Challenge>
From the entries below, copy every line that holds the word "instagram".

Material provided>
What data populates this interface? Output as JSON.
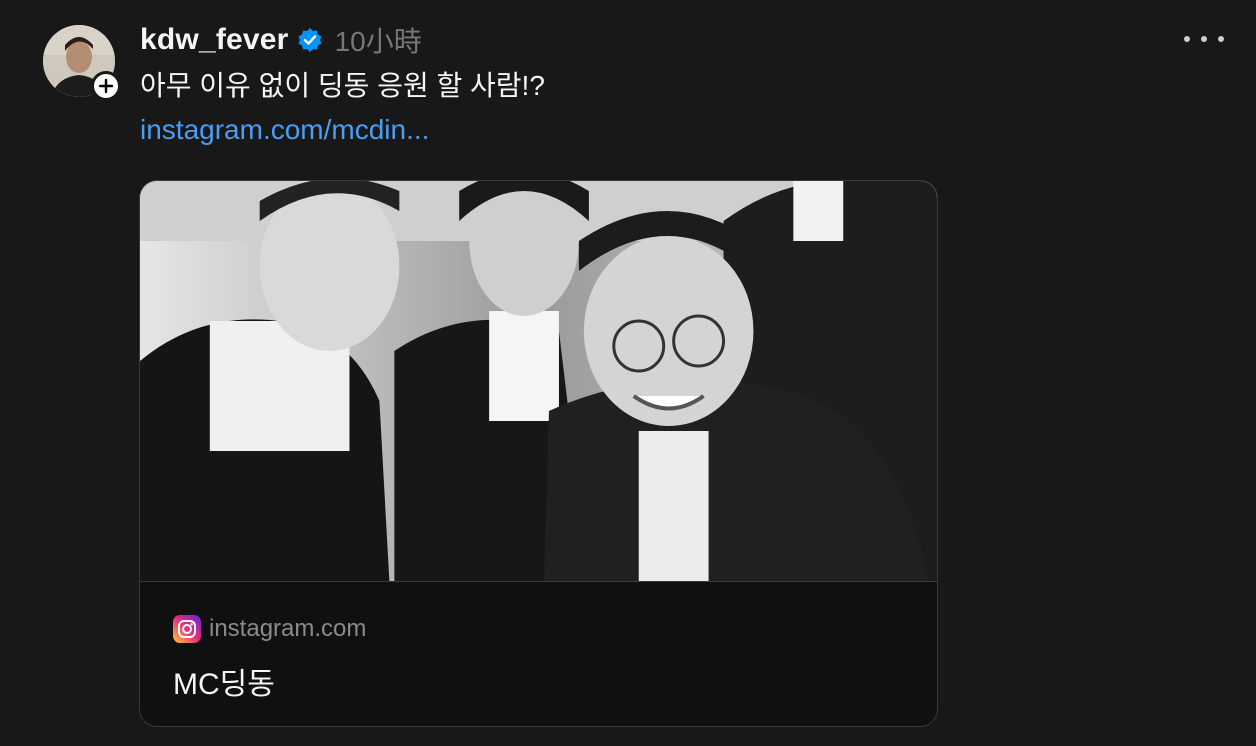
{
  "post": {
    "author": {
      "username": "kdw_fever",
      "verified": true,
      "avatar_icon": "user-avatar"
    },
    "timestamp": "10小時",
    "text": "아무 이유 없이 딩동 응원 할 사람!?",
    "link": "instagram.com/mcdin...",
    "more_icon": "ellipsis-icon",
    "follow_icon": "plus-icon"
  },
  "link_card": {
    "domain": "instagram.com",
    "title": "MC딩동",
    "domain_icon": "instagram-icon",
    "image_icon": "photo"
  },
  "colors": {
    "background": "#181818",
    "text": "#f3f5f7",
    "muted": "#777777",
    "link": "#4a9df5",
    "verified": "#0095f6"
  }
}
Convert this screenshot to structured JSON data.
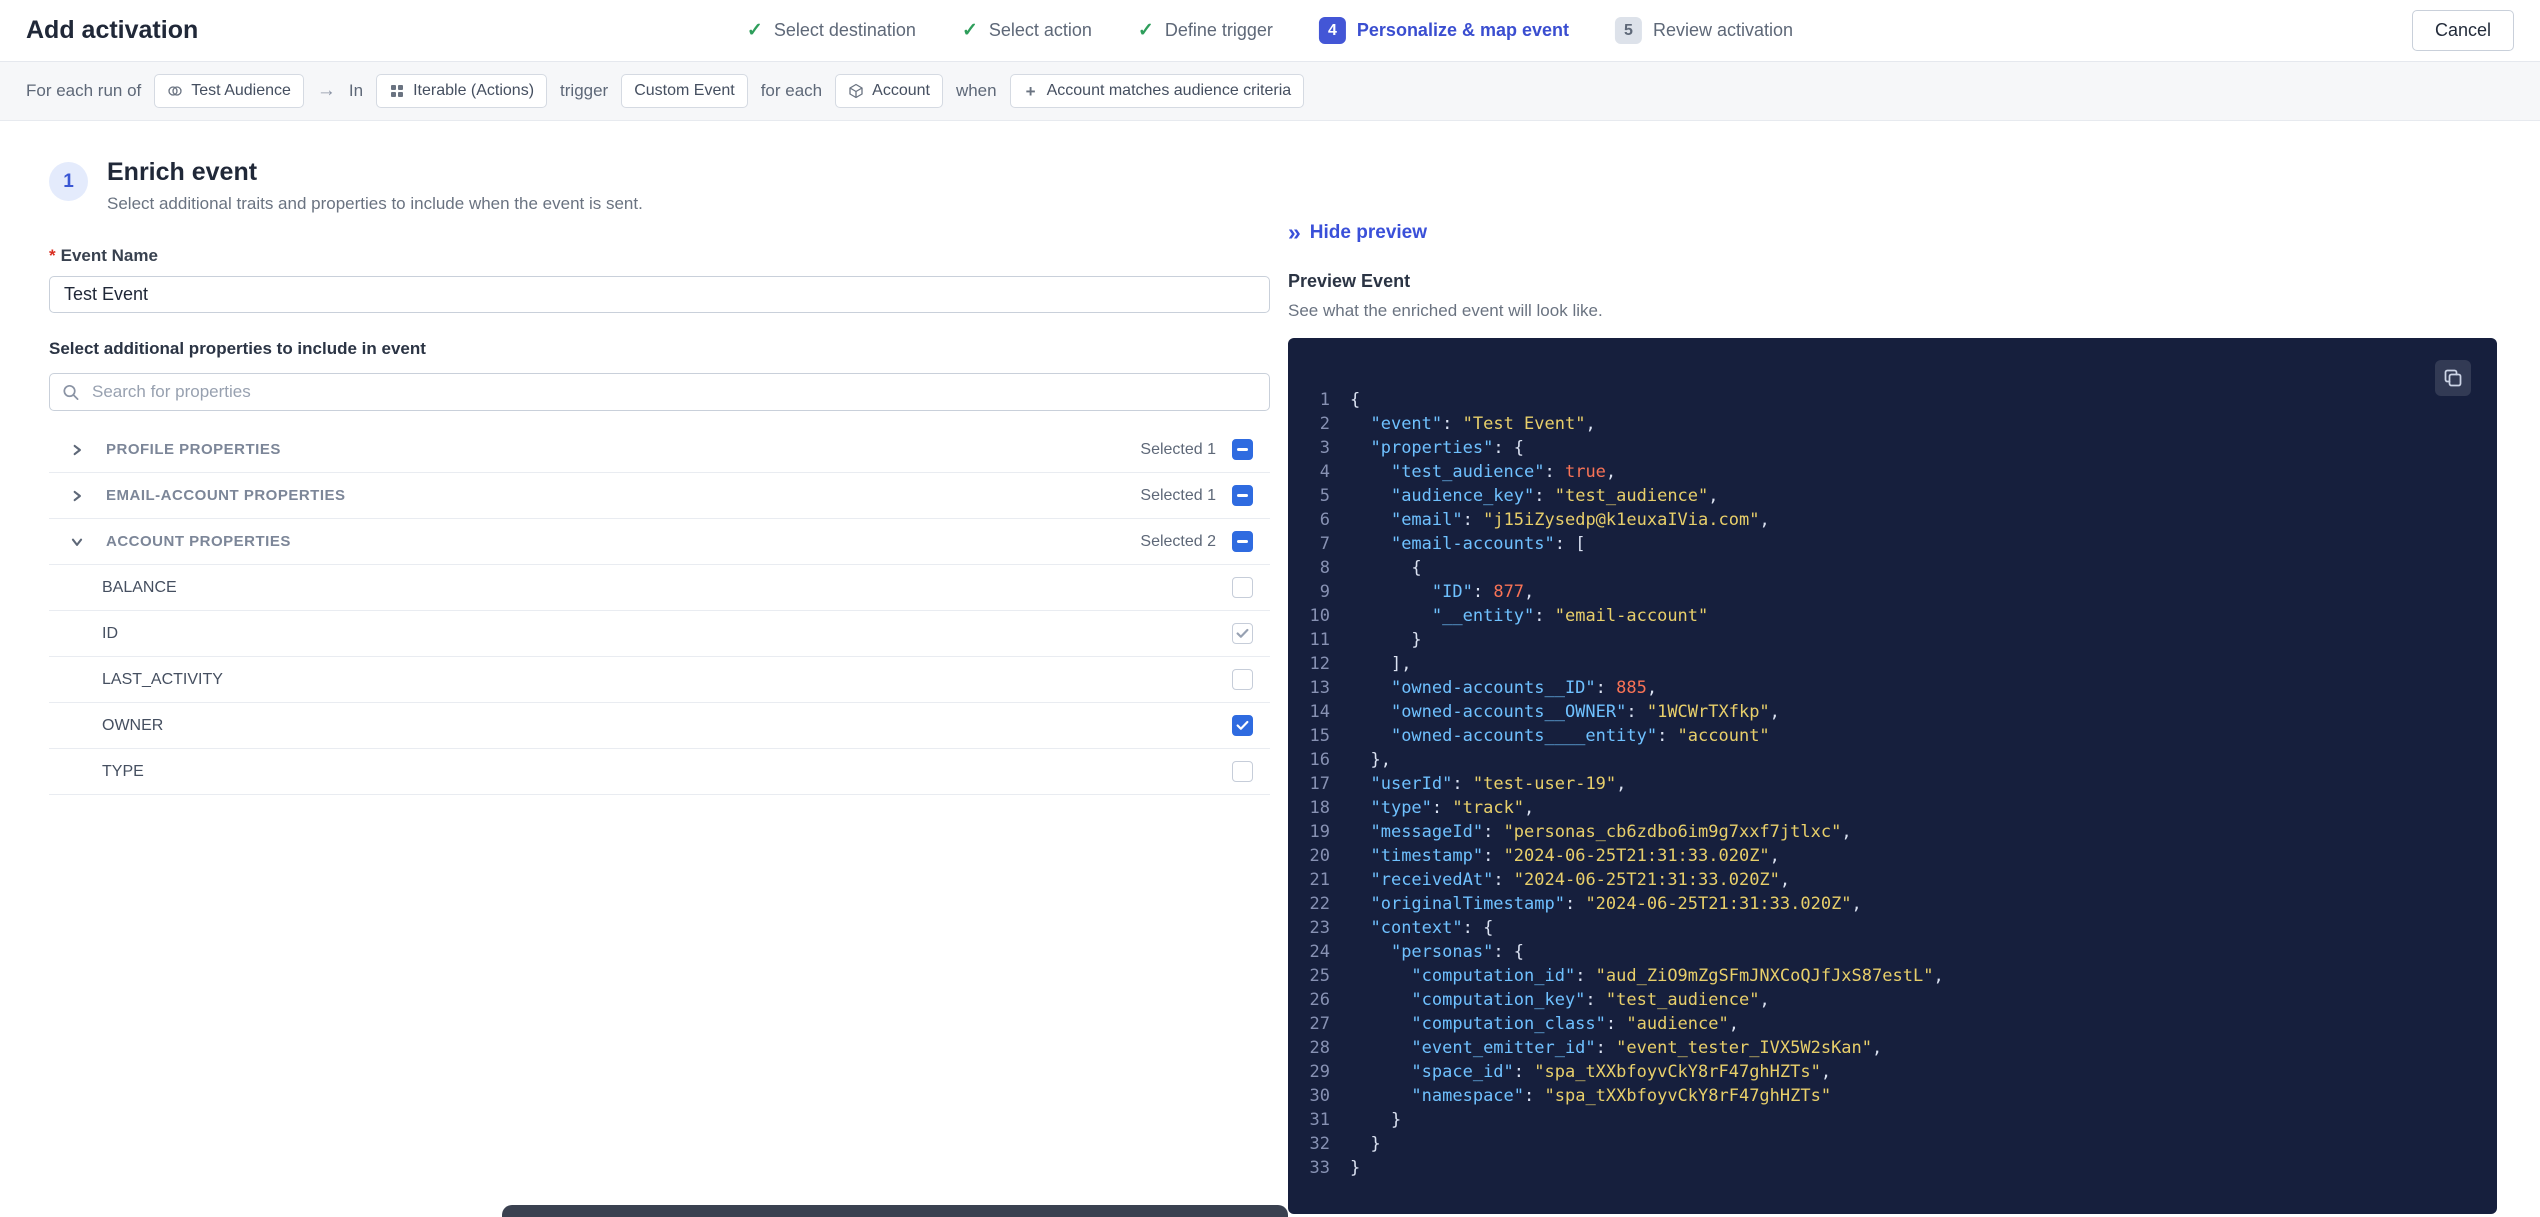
{
  "header": {
    "title": "Add activation",
    "cancel_label": "Cancel",
    "steps": [
      {
        "label": "Select destination",
        "status": "done"
      },
      {
        "label": "Select action",
        "status": "done"
      },
      {
        "label": "Define trigger",
        "status": "done"
      },
      {
        "label": "Personalize & map event",
        "status": "active",
        "number": "4"
      },
      {
        "label": "Review activation",
        "status": "upcoming",
        "number": "5"
      }
    ]
  },
  "trigger_bar": {
    "segments": [
      {
        "type": "text",
        "text": "For each run of"
      },
      {
        "type": "chip",
        "icon": "audience-icon",
        "label": "Test Audience"
      },
      {
        "type": "arrow",
        "text": "→"
      },
      {
        "type": "text",
        "text": "In"
      },
      {
        "type": "chip",
        "icon": "grid-icon",
        "label": "Iterable (Actions)"
      },
      {
        "type": "text",
        "text": "trigger"
      },
      {
        "type": "chip",
        "label": "Custom Event"
      },
      {
        "type": "text",
        "text": "for each"
      },
      {
        "type": "chip",
        "icon": "cube-icon",
        "label": "Account"
      },
      {
        "type": "text",
        "text": "when"
      },
      {
        "type": "chip",
        "icon": "plus-icon",
        "label": "Account matches audience criteria"
      }
    ]
  },
  "enrich": {
    "step_number": "1",
    "title": "Enrich event",
    "subtitle": "Select additional traits and properties to include when the event is sent.",
    "required_marker": "*",
    "event_name_label": "Event Name",
    "event_name_value": "Test Event",
    "properties_label": "Select additional properties to include in event",
    "search_placeholder": "Search for properties",
    "groups": [
      {
        "label": "PROFILE PROPERTIES",
        "selected_text": "Selected 1",
        "expanded": false,
        "checkbox": "indeterminate",
        "children": []
      },
      {
        "label": "EMAIL-ACCOUNT PROPERTIES",
        "selected_text": "Selected 1",
        "expanded": false,
        "checkbox": "indeterminate",
        "children": []
      },
      {
        "label": "ACCOUNT PROPERTIES",
        "selected_text": "Selected 2",
        "expanded": true,
        "checkbox": "indeterminate",
        "children": [
          {
            "label": "BALANCE",
            "checkbox": "unchecked"
          },
          {
            "label": "ID",
            "checkbox": "checked_disabled"
          },
          {
            "label": "LAST_ACTIVITY",
            "checkbox": "unchecked"
          },
          {
            "label": "OWNER",
            "checkbox": "checked"
          },
          {
            "label": "TYPE",
            "checkbox": "unchecked"
          }
        ]
      }
    ]
  },
  "preview": {
    "hide_link": "Hide preview",
    "title": "Preview Event",
    "subtitle": "See what the enriched event will look like.",
    "code_lines": [
      [
        [
          "p",
          "{"
        ]
      ],
      [
        [
          "w",
          "  "
        ],
        [
          "k",
          "\"event\""
        ],
        [
          "p",
          ": "
        ],
        [
          "s",
          "\"Test Event\""
        ],
        [
          "p",
          ","
        ]
      ],
      [
        [
          "w",
          "  "
        ],
        [
          "k",
          "\"properties\""
        ],
        [
          "p",
          ": {"
        ]
      ],
      [
        [
          "w",
          "    "
        ],
        [
          "k",
          "\"test_audience\""
        ],
        [
          "p",
          ": "
        ],
        [
          "b",
          "true"
        ],
        [
          "p",
          ","
        ]
      ],
      [
        [
          "w",
          "    "
        ],
        [
          "k",
          "\"audience_key\""
        ],
        [
          "p",
          ": "
        ],
        [
          "s",
          "\"test_audience\""
        ],
        [
          "p",
          ","
        ]
      ],
      [
        [
          "w",
          "    "
        ],
        [
          "k",
          "\"email\""
        ],
        [
          "p",
          ": "
        ],
        [
          "s",
          "\"j15iZysedp@k1euxaIVia.com\""
        ],
        [
          "p",
          ","
        ]
      ],
      [
        [
          "w",
          "    "
        ],
        [
          "k",
          "\"email-accounts\""
        ],
        [
          "p",
          ": ["
        ]
      ],
      [
        [
          "w",
          "      "
        ],
        [
          "p",
          "{"
        ]
      ],
      [
        [
          "w",
          "        "
        ],
        [
          "k",
          "\"ID\""
        ],
        [
          "p",
          ": "
        ],
        [
          "n",
          "877"
        ],
        [
          "p",
          ","
        ]
      ],
      [
        [
          "w",
          "        "
        ],
        [
          "k",
          "\"__entity\""
        ],
        [
          "p",
          ": "
        ],
        [
          "s",
          "\"email-account\""
        ]
      ],
      [
        [
          "w",
          "      "
        ],
        [
          "p",
          "}"
        ]
      ],
      [
        [
          "w",
          "    "
        ],
        [
          "p",
          "],"
        ]
      ],
      [
        [
          "w",
          "    "
        ],
        [
          "k",
          "\"owned-accounts__ID\""
        ],
        [
          "p",
          ": "
        ],
        [
          "n",
          "885"
        ],
        [
          "p",
          ","
        ]
      ],
      [
        [
          "w",
          "    "
        ],
        [
          "k",
          "\"owned-accounts__OWNER\""
        ],
        [
          "p",
          ": "
        ],
        [
          "s",
          "\"1WCWrTXfkp\""
        ],
        [
          "p",
          ","
        ]
      ],
      [
        [
          "w",
          "    "
        ],
        [
          "k",
          "\"owned-accounts____entity\""
        ],
        [
          "p",
          ": "
        ],
        [
          "s",
          "\"account\""
        ]
      ],
      [
        [
          "w",
          "  "
        ],
        [
          "p",
          "},"
        ]
      ],
      [
        [
          "w",
          "  "
        ],
        [
          "k",
          "\"userId\""
        ],
        [
          "p",
          ": "
        ],
        [
          "s",
          "\"test-user-19\""
        ],
        [
          "p",
          ","
        ]
      ],
      [
        [
          "w",
          "  "
        ],
        [
          "k",
          "\"type\""
        ],
        [
          "p",
          ": "
        ],
        [
          "s",
          "\"track\""
        ],
        [
          "p",
          ","
        ]
      ],
      [
        [
          "w",
          "  "
        ],
        [
          "k",
          "\"messageId\""
        ],
        [
          "p",
          ": "
        ],
        [
          "s",
          "\"personas_cb6zdbo6im9g7xxf7jtlxc\""
        ],
        [
          "p",
          ","
        ]
      ],
      [
        [
          "w",
          "  "
        ],
        [
          "k",
          "\"timestamp\""
        ],
        [
          "p",
          ": "
        ],
        [
          "s",
          "\"2024-06-25T21:31:33.020Z\""
        ],
        [
          "p",
          ","
        ]
      ],
      [
        [
          "w",
          "  "
        ],
        [
          "k",
          "\"receivedAt\""
        ],
        [
          "p",
          ": "
        ],
        [
          "s",
          "\"2024-06-25T21:31:33.020Z\""
        ],
        [
          "p",
          ","
        ]
      ],
      [
        [
          "w",
          "  "
        ],
        [
          "k",
          "\"originalTimestamp\""
        ],
        [
          "p",
          ": "
        ],
        [
          "s",
          "\"2024-06-25T21:31:33.020Z\""
        ],
        [
          "p",
          ","
        ]
      ],
      [
        [
          "w",
          "  "
        ],
        [
          "k",
          "\"context\""
        ],
        [
          "p",
          ": {"
        ]
      ],
      [
        [
          "w",
          "    "
        ],
        [
          "k",
          "\"personas\""
        ],
        [
          "p",
          ": {"
        ]
      ],
      [
        [
          "w",
          "      "
        ],
        [
          "k",
          "\"computation_id\""
        ],
        [
          "p",
          ": "
        ],
        [
          "s",
          "\"aud_ZiO9mZgSFmJNXCoQJfJxS87estL\""
        ],
        [
          "p",
          ","
        ]
      ],
      [
        [
          "w",
          "      "
        ],
        [
          "k",
          "\"computation_key\""
        ],
        [
          "p",
          ": "
        ],
        [
          "s",
          "\"test_audience\""
        ],
        [
          "p",
          ","
        ]
      ],
      [
        [
          "w",
          "      "
        ],
        [
          "k",
          "\"computation_class\""
        ],
        [
          "p",
          ": "
        ],
        [
          "s",
          "\"audience\""
        ],
        [
          "p",
          ","
        ]
      ],
      [
        [
          "w",
          "      "
        ],
        [
          "k",
          "\"event_emitter_id\""
        ],
        [
          "p",
          ": "
        ],
        [
          "s",
          "\"event_tester_IVX5W2sKan\""
        ],
        [
          "p",
          ","
        ]
      ],
      [
        [
          "w",
          "      "
        ],
        [
          "k",
          "\"space_id\""
        ],
        [
          "p",
          ": "
        ],
        [
          "s",
          "\"spa_tXXbfoyvCkY8rF47ghHZTs\""
        ],
        [
          "p",
          ","
        ]
      ],
      [
        [
          "w",
          "      "
        ],
        [
          "k",
          "\"namespace\""
        ],
        [
          "p",
          ": "
        ],
        [
          "s",
          "\"spa_tXXbfoyvCkY8rF47ghHZTs\""
        ]
      ],
      [
        [
          "w",
          "    "
        ],
        [
          "p",
          "}"
        ]
      ],
      [
        [
          "w",
          "  "
        ],
        [
          "p",
          "}"
        ]
      ],
      [
        [
          "p",
          "}"
        ]
      ]
    ]
  },
  "colors": {
    "accent_blue": "#4356d6",
    "link_blue": "#3a50d9",
    "success_green": "#2e9e5b",
    "checkbox_blue": "#2f6be0",
    "required_red": "#d92d20",
    "code_bg": "#161f3d",
    "code_key": "#6fc1ff",
    "code_string": "#e8cf6a",
    "code_number": "#f97356",
    "code_boolean": "#f97356",
    "code_line_number": "#8791b3"
  }
}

Full output>
    "link": "instagram.com/mcdin...",
    "domain": "instagram.com",
    "domain_icon": "instagram-icon",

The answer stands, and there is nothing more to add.